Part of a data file

— begin —

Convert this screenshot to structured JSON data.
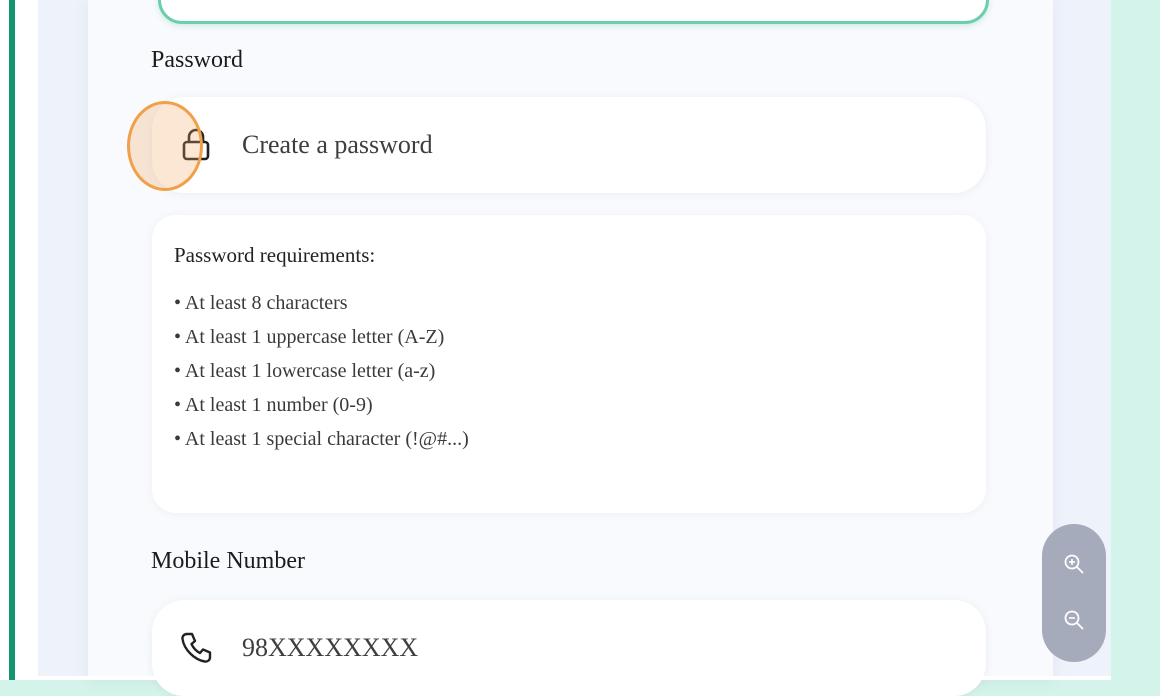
{
  "form": {
    "password_label": "Password",
    "password_placeholder": "Create a password",
    "requirements_title": "Password requirements:",
    "requirements": [
      "• At least 8 characters",
      "• At least 1 uppercase letter (A-Z)",
      "• At least 1 lowercase letter (a-z)",
      "• At least 1 number (0-9)",
      "• At least 1 special character (!@#...)"
    ],
    "mobile_label": "Mobile Number",
    "mobile_placeholder": "98XXXXXXXX"
  },
  "icons": {
    "password": "lock-icon",
    "mobile": "phone-icon",
    "zoom_in": "zoom-in-icon",
    "zoom_out": "zoom-out-icon"
  },
  "colors": {
    "accent": "#12956f",
    "page_background": "#d4f3ea",
    "focused_border": "#6ccfac",
    "click_highlight": "#f0a046",
    "zoom_control": "#a6abbb"
  }
}
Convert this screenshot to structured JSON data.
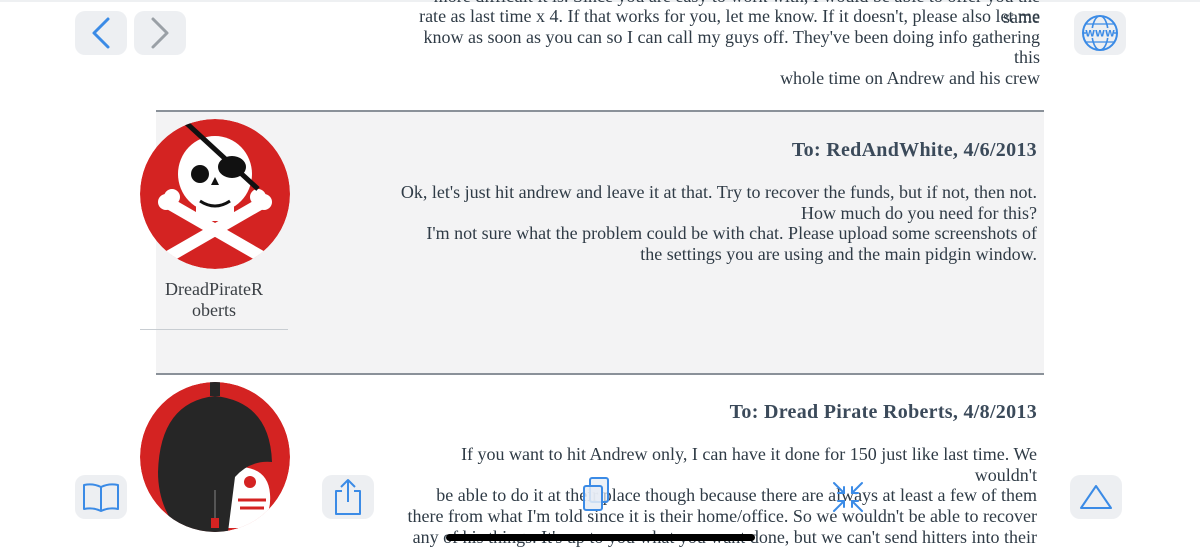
{
  "toolbar": {
    "back_icon": "chevron-left-icon",
    "forward_icon": "chevron-right-icon",
    "web_icon": "globe-www-icon",
    "www_label": "WWW",
    "bookmarks_icon": "book-icon",
    "share_icon": "share-icon",
    "tabs_icon": "tabs-icon",
    "fullscreen_icon": "collapse-arrows-icon",
    "top_icon": "triangle-up-icon",
    "accent_color": "#3b8be6"
  },
  "previous_message": {
    "cut_line": "more difficult it is. Since you are easy to work with, I would be able to offer you the same",
    "lines": [
      "rate as last time x 4. If that works for you, let me know. If it doesn't, please also let me",
      "know as soon as you can so I can call my guys off. They've been doing info gathering this",
      "whole time on Andrew and his crew"
    ]
  },
  "messages": [
    {
      "username_lines": [
        "DreadPirateR",
        "oberts"
      ],
      "header": "To: RedAndWhite, 4/6/2013",
      "lines": [
        "Ok, let's just hit andrew and leave it at that. Try to recover the funds, but if not, then not.",
        "How much do you need for this?",
        "I'm not sure what the problem could be with chat. Please upload some screenshots of",
        "the settings you are using and the main pidgin window."
      ]
    },
    {
      "header": "To: Dread Pirate Roberts, 4/8/2013",
      "lines": [
        "If you want to hit Andrew only, I can have it done for 150 just like last time. We wouldn't",
        "be able to do it at their place though because there are always at least a few of them",
        "there from what I'm told since it is their home/office. So we wouldn't be able to recover",
        "any of his things. It's up to you what you want done, but we can't send hitters into their"
      ]
    }
  ]
}
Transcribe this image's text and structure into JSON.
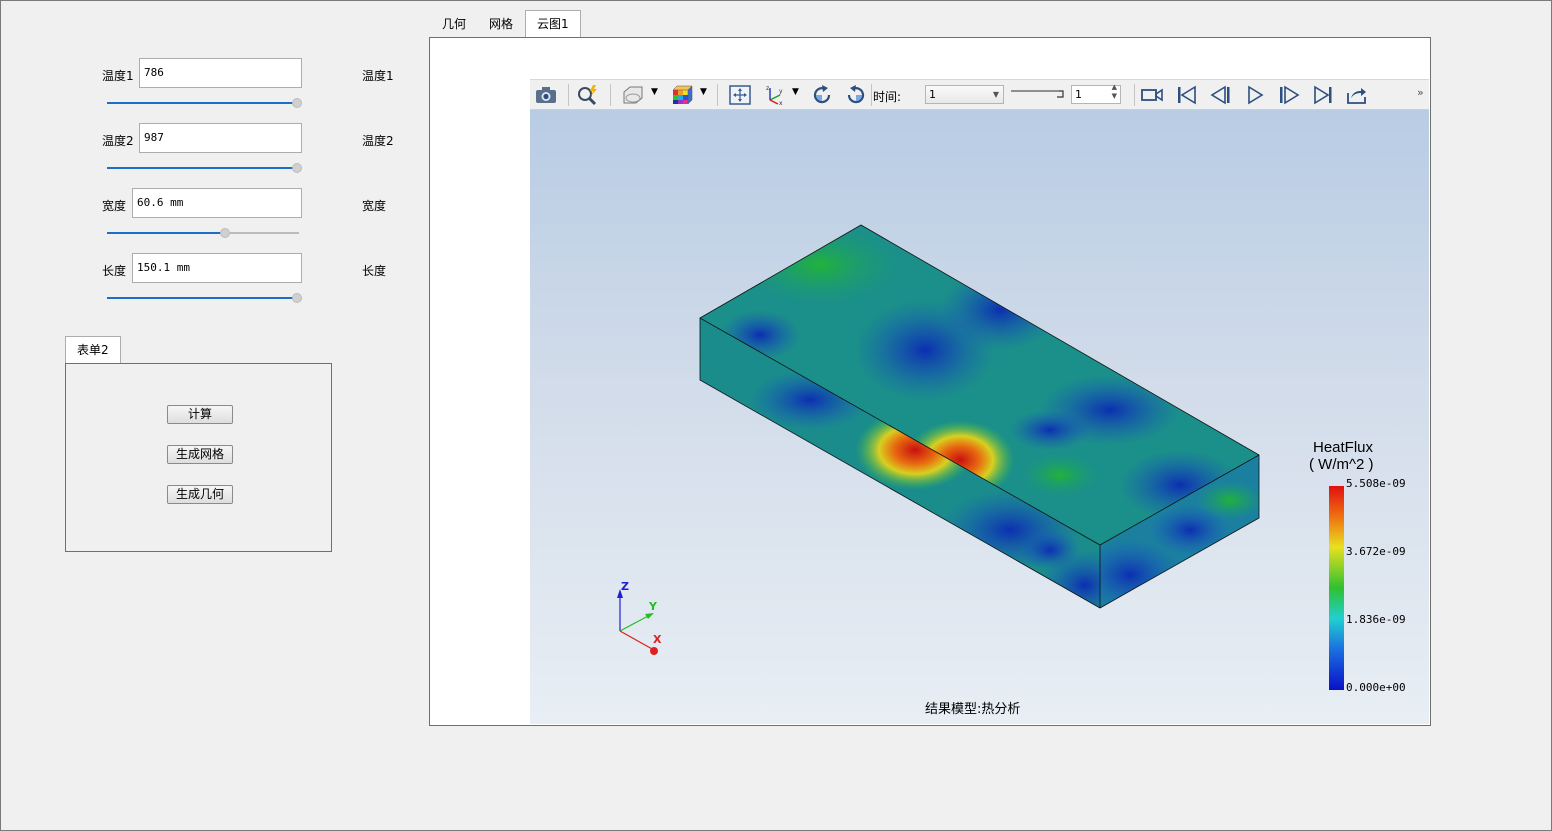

— end —

WHAT YOU ARE ASKED TO DO:
Pick out the lines that have the word "recover". Copy them all.

THE RESPONSE:
        "Ok, let's just hit andrew and leave it at that. Try to recover the funds, but if not, then not.",
        "there from what I'm told since it is their home/office. So we wouldn't be able to recover",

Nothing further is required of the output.